===== Supplied data =====

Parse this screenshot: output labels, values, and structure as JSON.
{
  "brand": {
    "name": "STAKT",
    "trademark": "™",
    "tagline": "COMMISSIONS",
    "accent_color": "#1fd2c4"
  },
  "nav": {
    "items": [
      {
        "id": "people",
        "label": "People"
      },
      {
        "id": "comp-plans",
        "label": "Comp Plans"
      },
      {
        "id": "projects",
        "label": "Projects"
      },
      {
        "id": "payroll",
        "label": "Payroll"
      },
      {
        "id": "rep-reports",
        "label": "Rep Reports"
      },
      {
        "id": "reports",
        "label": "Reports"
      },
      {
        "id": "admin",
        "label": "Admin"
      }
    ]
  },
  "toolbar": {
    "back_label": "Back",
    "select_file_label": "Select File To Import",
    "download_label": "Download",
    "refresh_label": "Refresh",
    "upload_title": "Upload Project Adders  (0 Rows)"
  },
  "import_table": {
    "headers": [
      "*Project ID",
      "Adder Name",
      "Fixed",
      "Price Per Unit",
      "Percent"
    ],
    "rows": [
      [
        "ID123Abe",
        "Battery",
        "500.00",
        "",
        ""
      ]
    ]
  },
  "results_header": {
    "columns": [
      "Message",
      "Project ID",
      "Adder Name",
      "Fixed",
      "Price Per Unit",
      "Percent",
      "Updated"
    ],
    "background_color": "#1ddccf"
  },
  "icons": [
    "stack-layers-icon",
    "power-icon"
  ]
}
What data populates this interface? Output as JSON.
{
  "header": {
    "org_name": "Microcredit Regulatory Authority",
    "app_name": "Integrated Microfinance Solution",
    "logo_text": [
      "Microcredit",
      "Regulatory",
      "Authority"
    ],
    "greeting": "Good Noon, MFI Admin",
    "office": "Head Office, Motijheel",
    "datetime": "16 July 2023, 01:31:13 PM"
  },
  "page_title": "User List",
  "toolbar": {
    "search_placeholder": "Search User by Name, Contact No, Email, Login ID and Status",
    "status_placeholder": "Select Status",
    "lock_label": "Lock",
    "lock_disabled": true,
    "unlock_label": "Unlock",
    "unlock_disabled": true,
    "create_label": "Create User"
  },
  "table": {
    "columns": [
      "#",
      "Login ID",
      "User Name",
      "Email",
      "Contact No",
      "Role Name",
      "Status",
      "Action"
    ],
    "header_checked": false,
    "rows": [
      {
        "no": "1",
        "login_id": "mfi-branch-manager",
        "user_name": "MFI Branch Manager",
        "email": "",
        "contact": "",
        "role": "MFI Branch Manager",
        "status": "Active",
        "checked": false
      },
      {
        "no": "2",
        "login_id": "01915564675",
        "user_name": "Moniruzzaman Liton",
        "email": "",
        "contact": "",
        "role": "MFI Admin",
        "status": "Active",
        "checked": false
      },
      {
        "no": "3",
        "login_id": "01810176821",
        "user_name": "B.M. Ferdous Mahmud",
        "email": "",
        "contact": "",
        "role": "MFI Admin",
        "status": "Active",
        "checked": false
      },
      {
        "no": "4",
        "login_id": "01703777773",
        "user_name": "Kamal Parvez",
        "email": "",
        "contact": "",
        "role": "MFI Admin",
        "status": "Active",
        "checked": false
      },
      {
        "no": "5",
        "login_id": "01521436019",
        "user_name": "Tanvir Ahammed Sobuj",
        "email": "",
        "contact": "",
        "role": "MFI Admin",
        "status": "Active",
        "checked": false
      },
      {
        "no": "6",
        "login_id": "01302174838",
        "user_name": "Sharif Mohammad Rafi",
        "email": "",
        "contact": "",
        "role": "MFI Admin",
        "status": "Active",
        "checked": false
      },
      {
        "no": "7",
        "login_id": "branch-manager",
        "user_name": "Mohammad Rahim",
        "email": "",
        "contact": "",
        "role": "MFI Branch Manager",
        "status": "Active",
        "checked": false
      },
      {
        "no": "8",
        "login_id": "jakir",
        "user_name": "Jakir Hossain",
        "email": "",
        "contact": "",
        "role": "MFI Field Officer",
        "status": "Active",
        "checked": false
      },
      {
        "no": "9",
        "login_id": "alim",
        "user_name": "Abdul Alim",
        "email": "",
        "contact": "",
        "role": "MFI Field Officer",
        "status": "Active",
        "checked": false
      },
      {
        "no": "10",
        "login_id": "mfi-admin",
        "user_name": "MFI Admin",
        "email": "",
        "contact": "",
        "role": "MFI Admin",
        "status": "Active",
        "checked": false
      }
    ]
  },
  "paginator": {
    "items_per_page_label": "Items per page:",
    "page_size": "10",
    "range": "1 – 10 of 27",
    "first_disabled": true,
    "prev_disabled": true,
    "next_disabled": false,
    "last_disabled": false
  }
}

=====

**Problem to solve:** Transcribe every entry verbatim.

**Exercise answer:**
Parse this screenshot: output labels, values, and structure as JSON.
{
  "brand": {
    "name": "STAKT",
    "trademark": "™",
    "tagline": "COMMISSIONS",
    "accent_color": "#1fd2c4"
  },
  "nav": {
    "items": [
      {
        "id": "people",
        "label": "People"
      },
      {
        "id": "comp-plans",
        "label": "Comp Plans"
      },
      {
        "id": "projects",
        "label": "Projects"
      },
      {
        "id": "payroll",
        "label": "Payroll"
      },
      {
        "id": "rep-reports",
        "label": "Rep Reports"
      },
      {
        "id": "reports",
        "label": "Reports"
      },
      {
        "id": "admin",
        "label": "Admin"
      }
    ]
  },
  "toolbar": {
    "back_label": "Back",
    "select_file_label": "Select File To Import",
    "download_label": "Download",
    "refresh_label": "Refresh",
    "upload_title": "Upload Project Adders  (0 Rows)"
  },
  "import_table": {
    "headers": [
      "*Project ID",
      "Adder Name",
      "Fixed",
      "Price Per Unit",
      "Percent"
    ],
    "rows": [
      [
        "ID123Abe",
        "Battery",
        "500.00",
        "",
        ""
      ]
    ]
  },
  "results_header": {
    "columns": [
      "Message",
      "Project ID",
      "Adder Name",
      "Fixed",
      "Price Per Unit",
      "Percent",
      "Updated"
    ],
    "background_color": "#1ddccf"
  },
  "icons": [
    "stack-layers-icon",
    "power-icon"
  ]
}
What data populates this interface? Output as JSON.
{
  "header": {
    "org_name": "Microcredit Regulatory Authority",
    "app_name": "Integrated Microfinance Solution",
    "logo_text": [
      "Microcredit",
      "Regulatory",
      "Authority"
    ],
    "greeting": "Good Noon, MFI Admin",
    "office": "Head Office, Motijheel",
    "datetime": "16 July 2023, 01:31:13 PM"
  },
  "page_title": "User List",
  "toolbar": {
    "search_placeholder": "Search User by Name, Contact No, Email, Login ID and Status",
    "status_placeholder": "Select Status",
    "lock_label": "Lock",
    "lock_disabled": true,
    "unlock_label": "Unlock",
    "unlock_disabled": true,
    "create_label": "Create User"
  },
  "table": {
    "columns": [
      "#",
      "Login ID",
      "User Name",
      "Email",
      "Contact No",
      "Role Name",
      "Status",
      "Action"
    ],
    "header_checked": false,
    "rows": [
      {
        "no": "1",
        "login_id": "mfi-branch-manager",
        "user_name": "MFI Branch Manager",
        "email": "",
        "contact": "",
        "role": "MFI Branch Manager",
        "status": "Active",
        "checked": false
      },
      {
        "no": "2",
        "login_id": "01915564675",
        "user_name": "Moniruzzaman Liton",
        "email": "",
        "contact": "",
        "role": "MFI Admin",
        "status": "Active",
        "checked": false
      },
      {
        "no": "3",
        "login_id": "01810176821",
        "user_name": "B.M. Ferdous Mahmud",
        "email": "",
        "contact": "",
        "role": "MFI Admin",
        "status": "Active",
        "checked": false
      },
      {
        "no": "4",
        "login_id": "01703777773",
        "user_name": "Kamal Parvez",
        "email": "",
        "contact": "",
        "role": "MFI Admin",
        "status": "Active",
        "checked": false
      },
      {
        "no": "5",
        "login_id": "01521436019",
        "user_name": "Tanvir Ahammed Sobuj",
        "email": "",
        "contact": "",
        "role": "MFI Admin",
        "status": "Active",
        "checked": false
      },
      {
        "no": "6",
        "login_id": "01302174838",
        "user_name": "Sharif Mohammad Rafi",
        "email": "",
        "contact": "",
        "role": "MFI Admin",
        "status": "Active",
        "checked": false
      },
      {
        "no": "7",
        "login_id": "branch-manager",
        "user_name": "Mohammad Rahim",
        "email": "",
        "contact": "",
        "role": "MFI Branch Manager",
        "status": "Active",
        "checked": false
      },
      {
        "no": "8",
        "login_id": "jakir",
        "user_name": "Jakir Hossain",
        "email": "",
        "contact": "",
        "role": "MFI Field Officer",
        "status": "Active",
        "checked": false
      },
      {
        "no": "9",
        "login_id": "alim",
        "user_name": "Abdul Alim",
        "email": "",
        "contact": "",
        "role": "MFI Field Officer",
        "status": "Active",
        "checked": false
      },
      {
        "no": "10",
        "login_id": "mfi-admin",
        "user_name": "MFI Admin",
        "email": "",
        "contact": "",
        "role": "MFI Admin",
        "status": "Active",
        "checked": false
      }
    ]
  },
  "paginator": {
    "items_per_page_label": "Items per page:",
    "page_size": "10",
    "range": "1 – 10 of 27",
    "first_disabled": true,
    "prev_disabled": true,
    "next_disabled": false,
    "last_disabled": false
  }
}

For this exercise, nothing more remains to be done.